(Dataset entries)
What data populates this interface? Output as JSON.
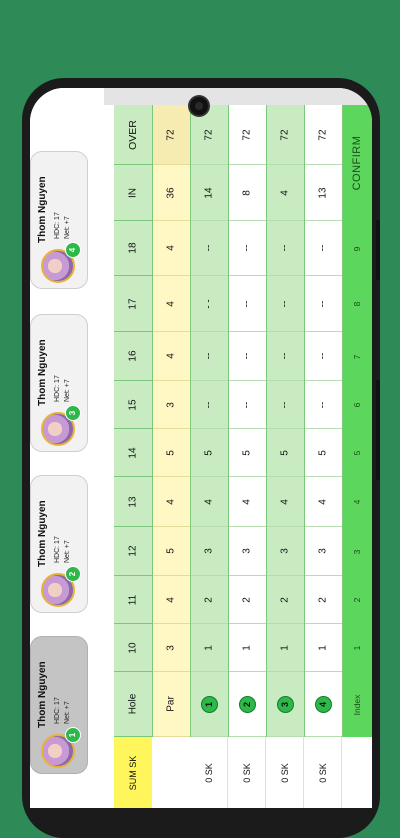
{
  "players": [
    {
      "name": "Thom Nguyen",
      "hdc": "HDC: 17",
      "net": "Net: +7",
      "rank": "1",
      "active": true
    },
    {
      "name": "Thom Nguyen",
      "hdc": "HDC: 17",
      "net": "Net: +7",
      "rank": "2",
      "active": false
    },
    {
      "name": "Thom Nguyen",
      "hdc": "HDC: 17",
      "net": "Net: +7",
      "rank": "3",
      "active": false
    },
    {
      "name": "Thom Nguyen",
      "hdc": "HDC: 17",
      "net": "Net: +7",
      "rank": "4",
      "active": false
    }
  ],
  "table": {
    "headers": [
      "Hole",
      "10",
      "11",
      "12",
      "13",
      "14",
      "15",
      "16",
      "17",
      "18",
      "IN",
      "OVER"
    ],
    "par": [
      "Par",
      "3",
      "4",
      "5",
      "4",
      "5",
      "3",
      "4",
      "4",
      "4",
      "36",
      "72"
    ],
    "score_rows": [
      [
        "1",
        "1",
        "2",
        "3",
        "4",
        "5",
        "--",
        "--",
        "- -",
        "--",
        "14",
        "72"
      ],
      [
        "2",
        "1",
        "2",
        "3",
        "4",
        "5",
        "--",
        "--",
        "--",
        "--",
        "8",
        "72"
      ],
      [
        "3",
        "1",
        "2",
        "3",
        "4",
        "5",
        "--",
        "--",
        "--",
        "--",
        "4",
        "72"
      ],
      [
        "4",
        "1",
        "2",
        "3",
        "4",
        "5",
        "--",
        "--",
        "--",
        "--",
        "13",
        "72"
      ]
    ],
    "index_row": [
      "Index",
      "1",
      "2",
      "3",
      "4",
      "5",
      "6",
      "7",
      "8",
      "9",
      "",
      ""
    ],
    "sum_header": "SUM SK",
    "sk_values": [
      "0 SK",
      "0 SK",
      "0 SK",
      "0 SK"
    ]
  },
  "confirm_label": "CONFIRM",
  "colors": {
    "background": "#2e8b57",
    "header_green": "#c8ebc2",
    "par_yellow": "#fff7c4",
    "accent_green": "#2eb84a",
    "confirm_green": "#5cd65c",
    "sum_yellow": "#fff65c"
  }
}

• [TASK] Retype the data above exactly; pictures are not part of the copy.

• [COMPLETE RESPONSE]
What data populates this interface? Output as JSON.
{
  "players": [
    {
      "name": "Thom Nguyen",
      "hdc": "HDC: 17",
      "net": "Net: +7",
      "rank": "1",
      "active": true
    },
    {
      "name": "Thom Nguyen",
      "hdc": "HDC: 17",
      "net": "Net: +7",
      "rank": "2",
      "active": false
    },
    {
      "name": "Thom Nguyen",
      "hdc": "HDC: 17",
      "net": "Net: +7",
      "rank": "3",
      "active": false
    },
    {
      "name": "Thom Nguyen",
      "hdc": "HDC: 17",
      "net": "Net: +7",
      "rank": "4",
      "active": false
    }
  ],
  "table": {
    "headers": [
      "Hole",
      "10",
      "11",
      "12",
      "13",
      "14",
      "15",
      "16",
      "17",
      "18",
      "IN",
      "OVER"
    ],
    "par": [
      "Par",
      "3",
      "4",
      "5",
      "4",
      "5",
      "3",
      "4",
      "4",
      "4",
      "36",
      "72"
    ],
    "score_rows": [
      [
        "1",
        "1",
        "2",
        "3",
        "4",
        "5",
        "--",
        "--",
        "- -",
        "--",
        "14",
        "72"
      ],
      [
        "2",
        "1",
        "2",
        "3",
        "4",
        "5",
        "--",
        "--",
        "--",
        "--",
        "8",
        "72"
      ],
      [
        "3",
        "1",
        "2",
        "3",
        "4",
        "5",
        "--",
        "--",
        "--",
        "--",
        "4",
        "72"
      ],
      [
        "4",
        "1",
        "2",
        "3",
        "4",
        "5",
        "--",
        "--",
        "--",
        "--",
        "13",
        "72"
      ]
    ],
    "index_row": [
      "Index",
      "1",
      "2",
      "3",
      "4",
      "5",
      "6",
      "7",
      "8",
      "9",
      "",
      ""
    ],
    "sum_header": "SUM SK",
    "sk_values": [
      "0 SK",
      "0 SK",
      "0 SK",
      "0 SK"
    ]
  },
  "confirm_label": "CONFIRM",
  "colors": {
    "background": "#2e8b57",
    "header_green": "#c8ebc2",
    "par_yellow": "#fff7c4",
    "accent_green": "#2eb84a",
    "confirm_green": "#5cd65c",
    "sum_yellow": "#fff65c"
  }
}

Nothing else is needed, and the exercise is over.